§ EXERCISE DESCRIPTION: Show each line of the data below that has the string "JSON" in it.

[Entries with figure data]
--------------------

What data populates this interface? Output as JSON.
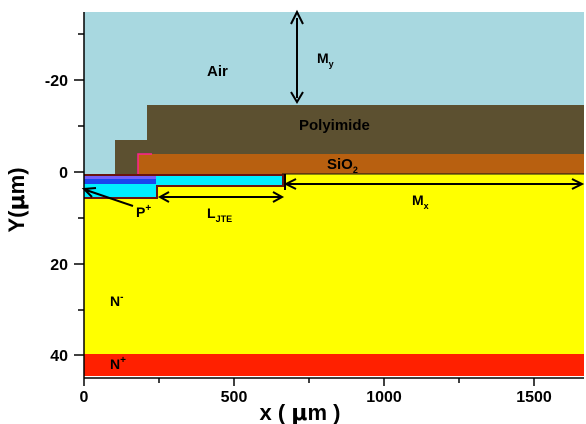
{
  "axes": {
    "x_title_main": "x ( ",
    "x_title_mu": "μ",
    "x_title_end": "m )",
    "y_title_main": "Y(",
    "y_title_mu": "μ",
    "y_title_end": "m)",
    "x_ticks": [
      "0",
      "500",
      "1000",
      "1500"
    ],
    "y_ticks": [
      "-20",
      "0",
      "20",
      "40"
    ]
  },
  "regions": {
    "air": "Air",
    "polyimide": "Polyimide",
    "sio2_base": "SiO",
    "sio2_sub": "2",
    "nminus_base": "N",
    "nminus_sup": "-",
    "nplus_base": "N",
    "nplus_sup": "+",
    "pplus_base": "P",
    "pplus_sup": "+"
  },
  "dimensions": {
    "my_base": "M",
    "my_sub": "y",
    "mx_base": "M",
    "mx_sub": "x",
    "ljte_base": "L",
    "ljte_sub": "JTE"
  },
  "colors": {
    "air": "#a8d8e0",
    "polyimide": "#5c5030",
    "sio2": "#b86010",
    "nminus": "#ffff00",
    "nplus": "#ff2000",
    "pplus": "#1a44ee",
    "jte": "#00eeff",
    "oxide_edge": "#ff2090"
  }
}
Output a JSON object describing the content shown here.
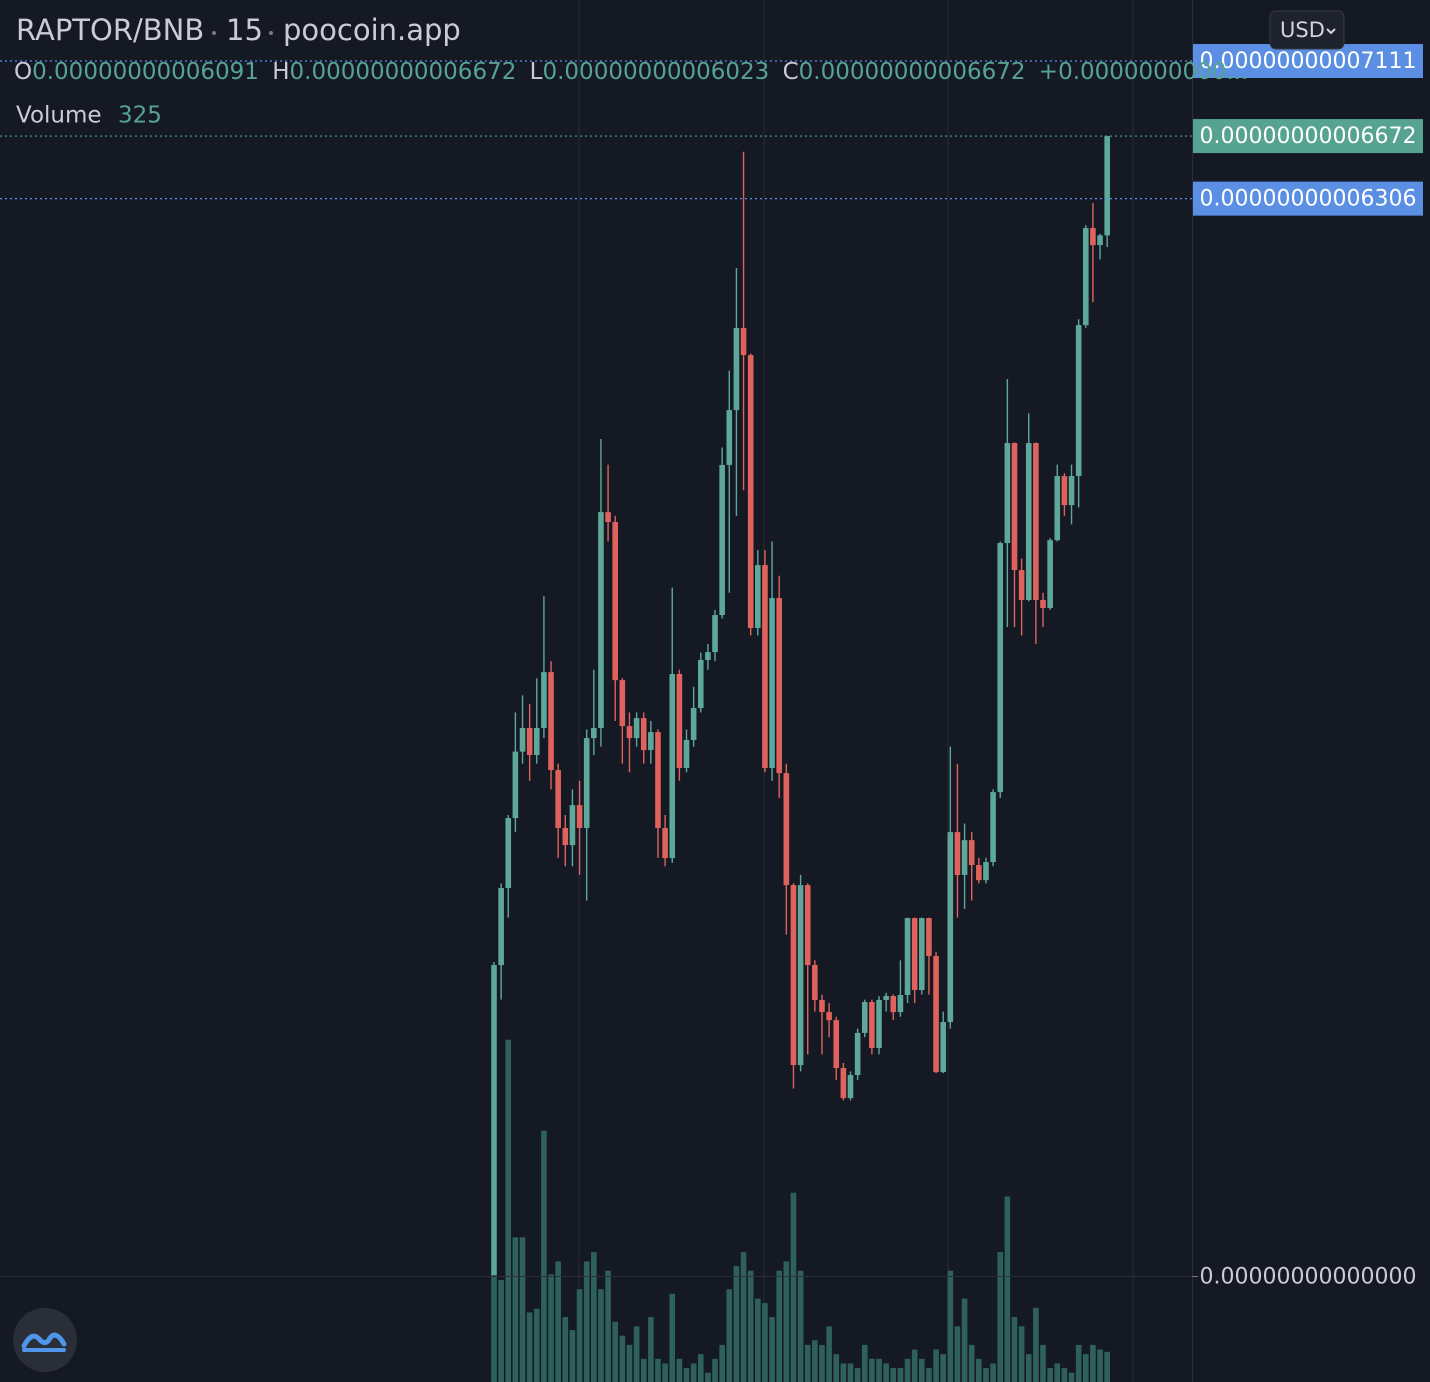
{
  "chart_data": {
    "type": "candlestick",
    "symbol": "RAPTOR/BNB",
    "interval": "15",
    "source": "poocoin.app",
    "currency": "USD",
    "legend": [
      {
        "label": "O",
        "value": "0.00000000006091"
      },
      {
        "label": "H",
        "value": "0.00000000006672"
      },
      {
        "label": "L",
        "value": "0.00000000006023"
      },
      {
        "label": "C",
        "value": "0.00000000006672"
      }
    ],
    "change": "+0.0000000000...",
    "volume_label": "Volume",
    "up_color": "#5ea89a",
    "down_color": "#e0625d",
    "volume_color": "#2e615c",
    "ylim": [
      -6.17e-12,
      7.468e-11
    ],
    "yticks": [
      {
        "value": 7.111e-11,
        "label": "0.00000000007111"
      },
      {
        "value": 6.672e-11,
        "label": "0.00000000006672"
      },
      {
        "value": 6.306e-11,
        "label": "0.00000000006306"
      },
      {
        "value": 0,
        "label": "0.00000000000000"
      }
    ],
    "price_line_colors": [
      "#5b8fe3",
      "#56a391",
      "#5b8fe3",
      null
    ],
    "y2lim": [
      0,
      14900
    ],
    "open": [
      9e-14,
      1.822e-11,
      2.273e-11,
      2.682e-11,
      3.071e-11,
      3.209e-11,
      3.051e-11,
      3.209e-11,
      3.536e-11,
      2.963e-11,
      2.624e-11,
      2.524e-11,
      2.758e-11,
      2.624e-11,
      3.15e-11,
      3.209e-11,
      4.472e-11,
      4.414e-11,
      3.489e-11,
      3.22e-11,
      3.15e-11,
      3.267e-11,
      3.08e-11,
      3.185e-11,
      2.624e-11,
      2.448e-11,
      3.525e-11,
      2.975e-11,
      3.139e-11,
      3.326e-11,
      3.607e-11,
      3.653e-11,
      3.87e-11,
      4.748e-11,
      5.069e-11,
      5.549e-11,
      5.391e-11,
      3.794e-11,
      4.162e-11,
      2.975e-11,
      3.969e-11,
      2.945e-11,
      2.29e-11,
      1.237e-11,
      2.29e-11,
      1.822e-11,
      1.618e-11,
      1.547e-11,
      1.5e-11,
      1.22e-11,
      1.044e-11,
      1.179e-11,
      1.425e-11,
      1.606e-11,
      1.337e-11,
      1.618e-11,
      1.641e-11,
      1.547e-11,
      1.647e-11,
      2.097e-11,
      1.676e-11,
      2.097e-11,
      1.875e-11,
      1.196e-11,
      1.489e-11,
      2.6e-11,
      2.349e-11,
      2.553e-11,
      2.407e-11,
      2.319e-11,
      2.425e-11,
      2.834e-11,
      4.291e-11,
      4.876e-11,
      4.133e-11,
      3.958e-11,
      4.876e-11,
      3.958e-11,
      3.911e-11,
      4.308e-11,
      4.683e-11,
      4.513e-11,
      4.683e-11,
      5.566e-11,
      6.134e-11,
      6.034e-11,
      6.091e-11
    ],
    "high": [
      1.84e-11,
      2.3e-11,
      2.7e-11,
      3.3e-11,
      3.4e-11,
      3.35e-11,
      3.5e-11,
      3.98e-11,
      3.6e-11,
      3e-11,
      2.7e-11,
      2.85e-11,
      2.9e-11,
      3.2e-11,
      3.55e-11,
      4.9e-11,
      4.75e-11,
      4.45e-11,
      3.5e-11,
      3.3e-11,
      3.3e-11,
      3.3e-11,
      3.25e-11,
      3.2e-11,
      2.7e-11,
      4.03e-11,
      3.55e-11,
      3.2e-11,
      3.45e-11,
      3.65e-11,
      3.7e-11,
      3.9e-11,
      4.85e-11,
      5.3e-11,
      5.9e-11,
      6.58e-11,
      5.4e-11,
      4.25e-11,
      4.25e-11,
      4.3e-11,
      4.1e-11,
      3e-11,
      2.3e-11,
      2.35e-11,
      2.3e-11,
      1.85e-11,
      1.65e-11,
      1.6e-11,
      1.52e-11,
      1.25e-11,
      1.2e-11,
      1.45e-11,
      1.62e-11,
      1.62e-11,
      1.64e-11,
      1.66e-11,
      1.65e-11,
      1.85e-11,
      2.1e-11,
      2.1e-11,
      2.1e-11,
      2.1e-11,
      1.9e-11,
      1.55e-11,
      3.1e-11,
      3e-11,
      2.65e-11,
      2.6e-11,
      2.45e-11,
      2.45e-11,
      2.85e-11,
      4.3e-11,
      5.25e-11,
      4.88e-11,
      4.2e-11,
      5.05e-11,
      4.88e-11,
      4e-11,
      4.32e-11,
      4.75e-11,
      4.7e-11,
      4.75e-11,
      5.6e-11,
      6.15e-11,
      6.28e-11,
      6.1e-11,
      6.672e-11
    ],
    "low": [
      9e-14,
      1.62e-11,
      2.1e-11,
      2.6e-11,
      3e-11,
      2.9e-11,
      3e-11,
      3.15e-11,
      2.85e-11,
      2.45e-11,
      2.4e-11,
      2.4e-11,
      2.35e-11,
      2.2e-11,
      3.05e-11,
      3.1e-11,
      4.3e-11,
      3.25e-11,
      3e-11,
      2.95e-11,
      3.1e-11,
      3e-11,
      3e-11,
      2.45e-11,
      2.4e-11,
      2.42e-11,
      2.9e-11,
      2.95e-11,
      3.1e-11,
      3.3e-11,
      3.55e-11,
      3.6e-11,
      3.85e-11,
      4e-11,
      4.45e-11,
      4.6e-11,
      3.75e-11,
      3.75e-11,
      2.95e-11,
      2.9e-11,
      2.8e-11,
      2e-11,
      1.1e-11,
      1.2e-11,
      1.3e-11,
      1.55e-11,
      1.3e-11,
      1.4e-11,
      1.15e-11,
      1.03e-11,
      1.03e-11,
      1.15e-11,
      1.4e-11,
      1.3e-11,
      1.3e-11,
      1.55e-11,
      1.5e-11,
      1.52e-11,
      1.6e-11,
      1.6e-11,
      1.65e-11,
      1.65e-11,
      1.19e-11,
      1.19e-11,
      1.45e-11,
      2.1e-11,
      2.15e-11,
      2.2e-11,
      2.3e-11,
      2.3e-11,
      2.4e-11,
      2.8e-11,
      3.8e-11,
      3.8e-11,
      3.75e-11,
      3.95e-11,
      3.7e-11,
      3.8e-11,
      3.9e-11,
      4.3e-11,
      4.45e-11,
      4.4e-11,
      4.5e-11,
      5.55e-11,
      5.7e-11,
      5.95e-11,
      6.023e-11
    ],
    "close": [
      1.822e-11,
      2.273e-11,
      2.682e-11,
      3.071e-11,
      3.209e-11,
      3.051e-11,
      3.209e-11,
      3.536e-11,
      2.963e-11,
      2.624e-11,
      2.524e-11,
      2.758e-11,
      2.624e-11,
      3.15e-11,
      3.209e-11,
      4.472e-11,
      4.414e-11,
      3.489e-11,
      3.22e-11,
      3.15e-11,
      3.267e-11,
      3.08e-11,
      3.185e-11,
      2.624e-11,
      2.448e-11,
      3.525e-11,
      2.975e-11,
      3.139e-11,
      3.326e-11,
      3.607e-11,
      3.653e-11,
      3.87e-11,
      4.748e-11,
      5.069e-11,
      5.549e-11,
      5.391e-11,
      3.794e-11,
      4.162e-11,
      2.975e-11,
      3.969e-11,
      2.945e-11,
      2.29e-11,
      1.237e-11,
      2.29e-11,
      1.822e-11,
      1.618e-11,
      1.547e-11,
      1.5e-11,
      1.22e-11,
      1.044e-11,
      1.179e-11,
      1.425e-11,
      1.606e-11,
      1.337e-11,
      1.618e-11,
      1.641e-11,
      1.547e-11,
      1.647e-11,
      2.097e-11,
      1.676e-11,
      2.097e-11,
      1.875e-11,
      1.196e-11,
      1.489e-11,
      2.6e-11,
      2.349e-11,
      2.553e-11,
      2.407e-11,
      2.319e-11,
      2.425e-11,
      2.834e-11,
      4.291e-11,
      4.876e-11,
      4.133e-11,
      3.958e-11,
      4.876e-11,
      3.958e-11,
      3.911e-11,
      4.308e-11,
      4.683e-11,
      4.513e-11,
      4.683e-11,
      5.566e-11,
      6.134e-11,
      6.034e-11,
      6.091e-11,
      6.672e-11
    ],
    "volume": {
      "values": [
        1160,
        1100,
        3690,
        1560,
        1560,
        750,
        790,
        2710,
        1160,
        1300,
        700,
        560,
        1000,
        1300,
        1400,
        1000,
        1200,
        650,
        500,
        400,
        600,
        250,
        700,
        250,
        200,
        950,
        250,
        150,
        200,
        300,
        100,
        250,
        400,
        1000,
        1250,
        1400,
        1200,
        900,
        850,
        700,
        1200,
        1300,
        2040,
        1200,
        400,
        450,
        400,
        600,
        300,
        200,
        200,
        150,
        400,
        250,
        250,
        200,
        150,
        150,
        250,
        350,
        250,
        150,
        350,
        300,
        1200,
        600,
        900,
        400,
        250,
        150,
        200,
        1400,
        2000,
        700,
        600,
        300,
        800,
        400,
        150,
        200,
        150,
        100,
        400,
        300,
        400,
        350,
        325
      ]
    }
  }
}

--------------------

§ RIGHT ANSWER:
What data populates this interface? Output as JSON.
Output a JSON object describing the content shown here.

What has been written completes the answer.